**DESCRIPTION OF THE TASK**
Return every line of the data below that includes the string "чего".

**SUPPLIED DATA**
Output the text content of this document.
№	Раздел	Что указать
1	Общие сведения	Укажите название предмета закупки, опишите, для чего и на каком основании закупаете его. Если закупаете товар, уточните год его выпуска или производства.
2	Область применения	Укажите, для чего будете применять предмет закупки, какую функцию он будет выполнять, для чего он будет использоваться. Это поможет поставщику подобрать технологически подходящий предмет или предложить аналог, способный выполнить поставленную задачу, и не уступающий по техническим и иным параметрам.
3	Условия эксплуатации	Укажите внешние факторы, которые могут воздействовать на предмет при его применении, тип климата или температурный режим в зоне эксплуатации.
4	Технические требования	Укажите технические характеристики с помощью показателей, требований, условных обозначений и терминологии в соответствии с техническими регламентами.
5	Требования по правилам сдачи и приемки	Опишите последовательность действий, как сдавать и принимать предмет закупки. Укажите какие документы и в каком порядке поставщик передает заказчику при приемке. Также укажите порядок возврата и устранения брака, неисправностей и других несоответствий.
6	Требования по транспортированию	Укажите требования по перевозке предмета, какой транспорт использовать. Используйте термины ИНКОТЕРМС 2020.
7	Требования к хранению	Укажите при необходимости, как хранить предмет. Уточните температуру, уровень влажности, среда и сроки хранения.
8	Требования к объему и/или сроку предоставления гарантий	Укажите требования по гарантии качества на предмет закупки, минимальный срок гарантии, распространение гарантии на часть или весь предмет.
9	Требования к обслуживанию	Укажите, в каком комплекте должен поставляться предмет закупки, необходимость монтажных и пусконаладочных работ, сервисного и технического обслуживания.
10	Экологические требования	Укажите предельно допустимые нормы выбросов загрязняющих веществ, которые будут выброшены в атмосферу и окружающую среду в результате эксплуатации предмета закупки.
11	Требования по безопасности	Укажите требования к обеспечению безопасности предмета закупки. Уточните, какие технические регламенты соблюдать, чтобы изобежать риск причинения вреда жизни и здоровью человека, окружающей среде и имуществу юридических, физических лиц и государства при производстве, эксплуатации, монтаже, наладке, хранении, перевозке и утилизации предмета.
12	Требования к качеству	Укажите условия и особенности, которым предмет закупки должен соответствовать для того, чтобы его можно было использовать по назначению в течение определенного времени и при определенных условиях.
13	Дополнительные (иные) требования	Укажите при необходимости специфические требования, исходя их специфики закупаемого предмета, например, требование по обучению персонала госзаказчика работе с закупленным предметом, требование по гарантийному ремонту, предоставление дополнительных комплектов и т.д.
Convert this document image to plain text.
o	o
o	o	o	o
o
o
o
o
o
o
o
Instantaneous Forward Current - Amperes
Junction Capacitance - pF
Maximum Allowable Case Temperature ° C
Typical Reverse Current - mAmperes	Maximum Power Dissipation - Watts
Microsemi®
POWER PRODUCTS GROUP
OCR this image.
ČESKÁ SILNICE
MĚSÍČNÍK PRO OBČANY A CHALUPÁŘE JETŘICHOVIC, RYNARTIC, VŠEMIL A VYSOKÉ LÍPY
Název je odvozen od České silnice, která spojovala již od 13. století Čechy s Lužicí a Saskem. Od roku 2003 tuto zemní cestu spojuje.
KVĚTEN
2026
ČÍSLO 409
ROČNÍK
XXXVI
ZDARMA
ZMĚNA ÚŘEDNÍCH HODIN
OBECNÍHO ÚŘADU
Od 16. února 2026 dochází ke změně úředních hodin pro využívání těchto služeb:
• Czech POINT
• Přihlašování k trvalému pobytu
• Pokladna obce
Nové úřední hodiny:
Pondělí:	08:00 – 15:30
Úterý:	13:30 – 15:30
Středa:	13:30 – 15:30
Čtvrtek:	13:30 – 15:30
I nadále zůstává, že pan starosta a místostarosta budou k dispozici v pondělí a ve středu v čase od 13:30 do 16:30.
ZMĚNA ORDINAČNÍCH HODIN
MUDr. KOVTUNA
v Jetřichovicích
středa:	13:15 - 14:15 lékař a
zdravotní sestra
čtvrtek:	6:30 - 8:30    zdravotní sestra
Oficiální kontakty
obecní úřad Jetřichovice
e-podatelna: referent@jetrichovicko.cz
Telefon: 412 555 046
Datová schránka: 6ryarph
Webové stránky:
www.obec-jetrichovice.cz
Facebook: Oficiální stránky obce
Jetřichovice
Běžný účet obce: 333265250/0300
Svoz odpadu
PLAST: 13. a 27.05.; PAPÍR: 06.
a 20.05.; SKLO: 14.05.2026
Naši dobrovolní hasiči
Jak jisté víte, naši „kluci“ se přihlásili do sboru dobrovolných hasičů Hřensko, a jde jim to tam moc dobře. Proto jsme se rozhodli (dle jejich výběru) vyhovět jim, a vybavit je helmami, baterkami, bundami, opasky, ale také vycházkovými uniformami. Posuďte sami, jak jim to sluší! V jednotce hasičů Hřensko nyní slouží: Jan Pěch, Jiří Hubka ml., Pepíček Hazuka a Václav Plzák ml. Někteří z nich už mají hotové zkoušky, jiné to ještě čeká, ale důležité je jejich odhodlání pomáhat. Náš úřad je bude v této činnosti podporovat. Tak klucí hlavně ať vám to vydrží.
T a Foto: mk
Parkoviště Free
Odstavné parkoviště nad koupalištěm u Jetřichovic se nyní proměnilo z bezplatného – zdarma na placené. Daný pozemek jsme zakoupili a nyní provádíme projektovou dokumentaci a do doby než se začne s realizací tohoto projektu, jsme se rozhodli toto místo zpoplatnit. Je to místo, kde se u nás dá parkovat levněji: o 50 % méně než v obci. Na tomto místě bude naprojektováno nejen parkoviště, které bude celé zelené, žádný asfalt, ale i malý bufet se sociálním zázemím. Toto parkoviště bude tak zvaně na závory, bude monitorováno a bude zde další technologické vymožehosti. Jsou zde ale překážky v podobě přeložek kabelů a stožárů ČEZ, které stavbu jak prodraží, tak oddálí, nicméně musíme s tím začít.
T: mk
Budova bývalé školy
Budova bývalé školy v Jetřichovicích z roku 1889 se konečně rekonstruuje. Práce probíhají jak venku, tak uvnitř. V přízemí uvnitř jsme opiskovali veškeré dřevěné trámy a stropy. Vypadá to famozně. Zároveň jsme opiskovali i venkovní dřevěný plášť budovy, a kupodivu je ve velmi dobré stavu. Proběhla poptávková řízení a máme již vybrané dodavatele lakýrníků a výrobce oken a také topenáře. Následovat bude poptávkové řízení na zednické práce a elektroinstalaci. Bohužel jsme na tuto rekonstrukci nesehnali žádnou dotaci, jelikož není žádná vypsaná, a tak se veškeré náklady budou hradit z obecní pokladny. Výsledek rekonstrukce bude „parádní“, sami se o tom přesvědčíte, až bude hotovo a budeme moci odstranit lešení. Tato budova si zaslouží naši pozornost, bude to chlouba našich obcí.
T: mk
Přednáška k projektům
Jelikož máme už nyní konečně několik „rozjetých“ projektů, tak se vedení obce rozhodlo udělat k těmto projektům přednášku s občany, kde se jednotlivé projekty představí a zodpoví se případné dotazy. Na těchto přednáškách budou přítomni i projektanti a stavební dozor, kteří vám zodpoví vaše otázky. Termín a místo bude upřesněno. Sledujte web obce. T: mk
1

**EXPECTED ANSWER**
1	Общие сведения	Укажите название предмета закупки, опишите, для чего и на каком основании закупаете его. Если закупаете товар, уточните год его выпуска или производства.
2	Область применения	Укажите, для чего будете применять предмет закупки, какую функцию он будет выполнять, для чего он будет использоваться. Это поможет поставщику подобрать технологически подходящий предмет или предложить аналог, способный выполнить поставленную задачу, и не уступающий по техническим и иным параметрам.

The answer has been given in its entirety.